# START OF RECORDS FOR PROCESSING
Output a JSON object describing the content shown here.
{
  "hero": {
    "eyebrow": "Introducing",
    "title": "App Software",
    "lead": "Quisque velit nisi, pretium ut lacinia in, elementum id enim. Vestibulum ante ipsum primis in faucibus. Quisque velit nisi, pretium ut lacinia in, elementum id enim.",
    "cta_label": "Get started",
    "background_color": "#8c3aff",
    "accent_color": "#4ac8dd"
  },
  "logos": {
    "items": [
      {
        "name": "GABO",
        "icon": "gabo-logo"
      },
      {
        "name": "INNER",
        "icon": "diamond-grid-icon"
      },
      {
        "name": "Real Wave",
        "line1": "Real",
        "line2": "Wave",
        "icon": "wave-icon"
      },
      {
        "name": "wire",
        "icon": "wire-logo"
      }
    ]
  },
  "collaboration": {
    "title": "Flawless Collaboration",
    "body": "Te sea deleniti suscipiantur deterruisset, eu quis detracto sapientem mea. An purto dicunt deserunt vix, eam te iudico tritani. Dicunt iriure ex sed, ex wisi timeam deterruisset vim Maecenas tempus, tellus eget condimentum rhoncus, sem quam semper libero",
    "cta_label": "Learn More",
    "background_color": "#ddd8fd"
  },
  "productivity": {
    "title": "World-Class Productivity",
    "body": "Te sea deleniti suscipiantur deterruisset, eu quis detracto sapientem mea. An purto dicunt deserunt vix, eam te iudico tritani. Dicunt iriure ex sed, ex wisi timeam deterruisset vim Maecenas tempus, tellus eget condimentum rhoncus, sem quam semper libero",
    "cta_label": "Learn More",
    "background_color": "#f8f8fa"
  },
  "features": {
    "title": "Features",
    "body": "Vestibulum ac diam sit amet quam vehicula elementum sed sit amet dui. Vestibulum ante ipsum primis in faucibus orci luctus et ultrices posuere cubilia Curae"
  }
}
# END OF RECORDS FOR PROCESSING
■ PROBLEM DETAILS
Copy out each record, keeping every word as it is.

■ WRITTEN ANSWER
Output a JSON object describing the content shown here.
{
  "hero": {
    "eyebrow": "Introducing",
    "title": "App Software",
    "lead": "Quisque velit nisi, pretium ut lacinia in, elementum id enim. Vestibulum ante ipsum primis in faucibus. Quisque velit nisi, pretium ut lacinia in, elementum id enim.",
    "cta_label": "Get started",
    "background_color": "#8c3aff",
    "accent_color": "#4ac8dd"
  },
  "logos": {
    "items": [
      {
        "name": "GABO",
        "icon": "gabo-logo"
      },
      {
        "name": "INNER",
        "icon": "diamond-grid-icon"
      },
      {
        "name": "Real Wave",
        "line1": "Real",
        "line2": "Wave",
        "icon": "wave-icon"
      },
      {
        "name": "wire",
        "icon": "wire-logo"
      }
    ]
  },
  "collaboration": {
    "title": "Flawless Collaboration",
    "body": "Te sea deleniti suscipiantur deterruisset, eu quis detracto sapientem mea. An purto dicunt deserunt vix, eam te iudico tritani. Dicunt iriure ex sed, ex wisi timeam deterruisset vim Maecenas tempus, tellus eget condimentum rhoncus, sem quam semper libero",
    "cta_label": "Learn More",
    "background_color": "#ddd8fd"
  },
  "productivity": {
    "title": "World-Class Productivity",
    "body": "Te sea deleniti suscipiantur deterruisset, eu quis detracto sapientem mea. An purto dicunt deserunt vix, eam te iudico tritani. Dicunt iriure ex sed, ex wisi timeam deterruisset vim Maecenas tempus, tellus eget condimentum rhoncus, sem quam semper libero",
    "cta_label": "Learn More",
    "background_color": "#f8f8fa"
  },
  "features": {
    "title": "Features",
    "body": "Vestibulum ac diam sit amet quam vehicula elementum sed sit amet dui. Vestibulum ante ipsum primis in faucibus orci luctus et ultrices posuere cubilia Curae"
  }
}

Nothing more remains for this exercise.